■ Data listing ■
....

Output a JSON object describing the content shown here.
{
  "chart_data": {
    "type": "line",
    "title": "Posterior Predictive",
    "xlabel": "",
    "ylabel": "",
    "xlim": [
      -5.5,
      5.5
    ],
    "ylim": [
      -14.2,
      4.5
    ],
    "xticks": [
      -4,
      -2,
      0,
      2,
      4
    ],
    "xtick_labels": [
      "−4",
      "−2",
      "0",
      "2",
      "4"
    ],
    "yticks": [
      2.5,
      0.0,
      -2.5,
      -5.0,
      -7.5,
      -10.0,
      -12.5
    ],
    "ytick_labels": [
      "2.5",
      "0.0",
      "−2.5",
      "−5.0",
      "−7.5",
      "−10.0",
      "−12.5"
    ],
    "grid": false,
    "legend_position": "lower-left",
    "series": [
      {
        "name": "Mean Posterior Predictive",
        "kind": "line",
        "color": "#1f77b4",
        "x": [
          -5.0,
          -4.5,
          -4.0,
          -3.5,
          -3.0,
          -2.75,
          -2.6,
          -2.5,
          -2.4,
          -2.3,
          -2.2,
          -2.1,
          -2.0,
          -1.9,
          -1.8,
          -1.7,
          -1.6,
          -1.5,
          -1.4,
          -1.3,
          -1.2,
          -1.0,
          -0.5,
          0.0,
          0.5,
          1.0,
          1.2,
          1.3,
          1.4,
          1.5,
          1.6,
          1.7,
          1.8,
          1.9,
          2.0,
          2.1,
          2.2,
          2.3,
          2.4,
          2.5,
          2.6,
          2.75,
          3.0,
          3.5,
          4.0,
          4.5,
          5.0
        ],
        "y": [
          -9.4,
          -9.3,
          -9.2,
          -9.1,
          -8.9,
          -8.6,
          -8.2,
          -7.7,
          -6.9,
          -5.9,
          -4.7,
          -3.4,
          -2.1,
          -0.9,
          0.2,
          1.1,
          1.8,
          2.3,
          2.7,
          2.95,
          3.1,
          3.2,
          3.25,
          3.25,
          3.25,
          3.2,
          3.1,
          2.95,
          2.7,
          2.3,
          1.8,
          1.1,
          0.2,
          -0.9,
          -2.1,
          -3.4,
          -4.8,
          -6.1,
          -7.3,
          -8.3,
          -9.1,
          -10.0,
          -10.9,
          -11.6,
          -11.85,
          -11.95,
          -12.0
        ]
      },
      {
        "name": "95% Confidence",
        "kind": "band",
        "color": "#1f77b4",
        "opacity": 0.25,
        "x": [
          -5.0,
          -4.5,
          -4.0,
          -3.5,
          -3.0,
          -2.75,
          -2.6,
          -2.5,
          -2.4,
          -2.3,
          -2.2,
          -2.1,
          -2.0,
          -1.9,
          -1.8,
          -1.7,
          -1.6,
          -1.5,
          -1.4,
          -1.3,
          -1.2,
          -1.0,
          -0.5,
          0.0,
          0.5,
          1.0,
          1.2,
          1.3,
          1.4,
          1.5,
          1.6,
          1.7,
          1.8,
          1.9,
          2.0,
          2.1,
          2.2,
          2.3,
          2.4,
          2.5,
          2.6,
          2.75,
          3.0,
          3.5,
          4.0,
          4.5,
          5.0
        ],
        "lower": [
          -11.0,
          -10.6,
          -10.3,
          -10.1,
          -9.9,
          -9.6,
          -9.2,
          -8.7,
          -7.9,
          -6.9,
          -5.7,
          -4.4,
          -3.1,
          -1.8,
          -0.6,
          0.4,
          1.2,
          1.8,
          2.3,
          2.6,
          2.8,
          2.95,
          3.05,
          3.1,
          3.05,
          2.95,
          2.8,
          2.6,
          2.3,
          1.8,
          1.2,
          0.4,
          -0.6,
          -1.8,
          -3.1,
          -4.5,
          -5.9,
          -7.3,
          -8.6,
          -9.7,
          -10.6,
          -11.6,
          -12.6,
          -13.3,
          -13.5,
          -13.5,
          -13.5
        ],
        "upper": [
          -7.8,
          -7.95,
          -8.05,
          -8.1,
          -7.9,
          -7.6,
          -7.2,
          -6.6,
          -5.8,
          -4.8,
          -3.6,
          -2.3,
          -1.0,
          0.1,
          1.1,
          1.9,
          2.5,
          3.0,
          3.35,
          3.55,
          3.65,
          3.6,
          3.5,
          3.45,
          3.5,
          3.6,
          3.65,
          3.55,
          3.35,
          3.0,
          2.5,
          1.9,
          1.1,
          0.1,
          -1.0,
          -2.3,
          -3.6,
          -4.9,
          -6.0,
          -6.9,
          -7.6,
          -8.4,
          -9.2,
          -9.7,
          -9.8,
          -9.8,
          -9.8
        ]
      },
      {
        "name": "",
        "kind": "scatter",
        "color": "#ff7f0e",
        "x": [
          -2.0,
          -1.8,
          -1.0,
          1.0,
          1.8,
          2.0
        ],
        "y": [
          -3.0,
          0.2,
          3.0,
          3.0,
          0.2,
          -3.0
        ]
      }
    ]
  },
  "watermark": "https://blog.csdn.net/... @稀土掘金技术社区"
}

....

Retype every record above exactly as it appears.

Output a JSON object describing the content shown here.
{
  "chart_data": {
    "type": "line",
    "title": "Posterior Predictive",
    "xlabel": "",
    "ylabel": "",
    "xlim": [
      -5.5,
      5.5
    ],
    "ylim": [
      -14.2,
      4.5
    ],
    "xticks": [
      -4,
      -2,
      0,
      2,
      4
    ],
    "xtick_labels": [
      "−4",
      "−2",
      "0",
      "2",
      "4"
    ],
    "yticks": [
      2.5,
      0.0,
      -2.5,
      -5.0,
      -7.5,
      -10.0,
      -12.5
    ],
    "ytick_labels": [
      "2.5",
      "0.0",
      "−2.5",
      "−5.0",
      "−7.5",
      "−10.0",
      "−12.5"
    ],
    "grid": false,
    "legend_position": "lower-left",
    "series": [
      {
        "name": "Mean Posterior Predictive",
        "kind": "line",
        "color": "#1f77b4",
        "x": [
          -5.0,
          -4.5,
          -4.0,
          -3.5,
          -3.0,
          -2.75,
          -2.6,
          -2.5,
          -2.4,
          -2.3,
          -2.2,
          -2.1,
          -2.0,
          -1.9,
          -1.8,
          -1.7,
          -1.6,
          -1.5,
          -1.4,
          -1.3,
          -1.2,
          -1.0,
          -0.5,
          0.0,
          0.5,
          1.0,
          1.2,
          1.3,
          1.4,
          1.5,
          1.6,
          1.7,
          1.8,
          1.9,
          2.0,
          2.1,
          2.2,
          2.3,
          2.4,
          2.5,
          2.6,
          2.75,
          3.0,
          3.5,
          4.0,
          4.5,
          5.0
        ],
        "y": [
          -9.4,
          -9.3,
          -9.2,
          -9.1,
          -8.9,
          -8.6,
          -8.2,
          -7.7,
          -6.9,
          -5.9,
          -4.7,
          -3.4,
          -2.1,
          -0.9,
          0.2,
          1.1,
          1.8,
          2.3,
          2.7,
          2.95,
          3.1,
          3.2,
          3.25,
          3.25,
          3.25,
          3.2,
          3.1,
          2.95,
          2.7,
          2.3,
          1.8,
          1.1,
          0.2,
          -0.9,
          -2.1,
          -3.4,
          -4.8,
          -6.1,
          -7.3,
          -8.3,
          -9.1,
          -10.0,
          -10.9,
          -11.6,
          -11.85,
          -11.95,
          -12.0
        ]
      },
      {
        "name": "95% Confidence",
        "kind": "band",
        "color": "#1f77b4",
        "opacity": 0.25,
        "x": [
          -5.0,
          -4.5,
          -4.0,
          -3.5,
          -3.0,
          -2.75,
          -2.6,
          -2.5,
          -2.4,
          -2.3,
          -2.2,
          -2.1,
          -2.0,
          -1.9,
          -1.8,
          -1.7,
          -1.6,
          -1.5,
          -1.4,
          -1.3,
          -1.2,
          -1.0,
          -0.5,
          0.0,
          0.5,
          1.0,
          1.2,
          1.3,
          1.4,
          1.5,
          1.6,
          1.7,
          1.8,
          1.9,
          2.0,
          2.1,
          2.2,
          2.3,
          2.4,
          2.5,
          2.6,
          2.75,
          3.0,
          3.5,
          4.0,
          4.5,
          5.0
        ],
        "lower": [
          -11.0,
          -10.6,
          -10.3,
          -10.1,
          -9.9,
          -9.6,
          -9.2,
          -8.7,
          -7.9,
          -6.9,
          -5.7,
          -4.4,
          -3.1,
          -1.8,
          -0.6,
          0.4,
          1.2,
          1.8,
          2.3,
          2.6,
          2.8,
          2.95,
          3.05,
          3.1,
          3.05,
          2.95,
          2.8,
          2.6,
          2.3,
          1.8,
          1.2,
          0.4,
          -0.6,
          -1.8,
          -3.1,
          -4.5,
          -5.9,
          -7.3,
          -8.6,
          -9.7,
          -10.6,
          -11.6,
          -12.6,
          -13.3,
          -13.5,
          -13.5,
          -13.5
        ],
        "upper": [
          -7.8,
          -7.95,
          -8.05,
          -8.1,
          -7.9,
          -7.6,
          -7.2,
          -6.6,
          -5.8,
          -4.8,
          -3.6,
          -2.3,
          -1.0,
          0.1,
          1.1,
          1.9,
          2.5,
          3.0,
          3.35,
          3.55,
          3.65,
          3.6,
          3.5,
          3.45,
          3.5,
          3.6,
          3.65,
          3.55,
          3.35,
          3.0,
          2.5,
          1.9,
          1.1,
          0.1,
          -1.0,
          -2.3,
          -3.6,
          -4.9,
          -6.0,
          -6.9,
          -7.6,
          -8.4,
          -9.2,
          -9.7,
          -9.8,
          -9.8,
          -9.8
        ]
      },
      {
        "name": "",
        "kind": "scatter",
        "color": "#ff7f0e",
        "x": [
          -2.0,
          -1.8,
          -1.0,
          1.0,
          1.8,
          2.0
        ],
        "y": [
          -3.0,
          0.2,
          3.0,
          3.0,
          0.2,
          -3.0
        ]
      }
    ]
  },
  "watermark": "https://blog.csdn.net/... @稀土掘金技术社区"
}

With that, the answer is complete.